**Set problem**:
Your task is to transcribe all the entries exactly, excluding pictures.

Dataset items
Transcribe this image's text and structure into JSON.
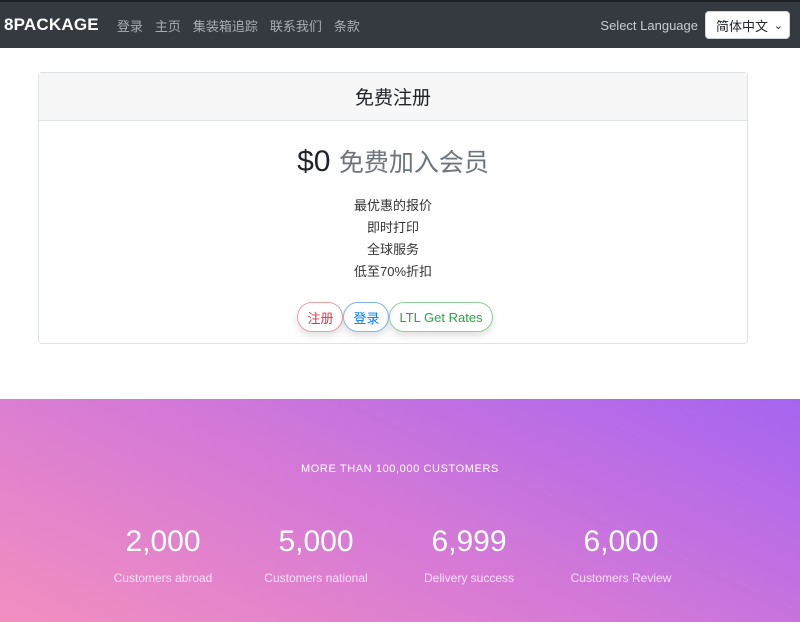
{
  "navbar": {
    "brand": "8PACKAGE",
    "links": [
      "登录",
      "主页",
      "集装箱追踪",
      "联系我们",
      "条款"
    ],
    "language_label": "Select Language",
    "language_value": "简体中文"
  },
  "pricing_card": {
    "header": "免费注册",
    "price": "$0",
    "price_subtitle": "免费加入会员",
    "features": [
      "最优惠的报价",
      "即时打印",
      "全球服务",
      "低至70%折扣"
    ],
    "buttons": {
      "register": "注册",
      "login": "登录",
      "ltl": "LTL Get Rates"
    }
  },
  "stats": {
    "heading": "MORE THAN 100,000 CUSTOMERS",
    "items": [
      {
        "value": "2,000",
        "label": "Customers abroad"
      },
      {
        "value": "5,000",
        "label": "Customers national"
      },
      {
        "value": "6,999",
        "label": "Delivery success"
      },
      {
        "value": "6,000",
        "label": "Customers Review"
      }
    ]
  },
  "colors": {
    "navbar_bg": "#343a40",
    "gradient_start": "#f28fc0",
    "gradient_end": "#a664f1",
    "btn_red": "#dc3545",
    "btn_blue": "#007bff",
    "btn_green": "#28a745"
  },
  "icons": {
    "language_select": "chevron-down-icon"
  }
}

**The output**:
Transcribe this image's text and structure into JSON.
{
  "navbar": {
    "brand": "8PACKAGE",
    "links": [
      "登录",
      "主页",
      "集装箱追踪",
      "联系我们",
      "条款"
    ],
    "language_label": "Select Language",
    "language_value": "简体中文"
  },
  "pricing_card": {
    "header": "免费注册",
    "price": "$0",
    "price_subtitle": "免费加入会员",
    "features": [
      "最优惠的报价",
      "即时打印",
      "全球服务",
      "低至70%折扣"
    ],
    "buttons": {
      "register": "注册",
      "login": "登录",
      "ltl": "LTL Get Rates"
    }
  },
  "stats": {
    "heading": "MORE THAN 100,000 CUSTOMERS",
    "items": [
      {
        "value": "2,000",
        "label": "Customers abroad"
      },
      {
        "value": "5,000",
        "label": "Customers national"
      },
      {
        "value": "6,999",
        "label": "Delivery success"
      },
      {
        "value": "6,000",
        "label": "Customers Review"
      }
    ]
  },
  "colors": {
    "navbar_bg": "#343a40",
    "gradient_start": "#f28fc0",
    "gradient_end": "#a664f1",
    "btn_red": "#dc3545",
    "btn_blue": "#007bff",
    "btn_green": "#28a745"
  },
  "icons": {
    "language_select": "chevron-down-icon"
  }
}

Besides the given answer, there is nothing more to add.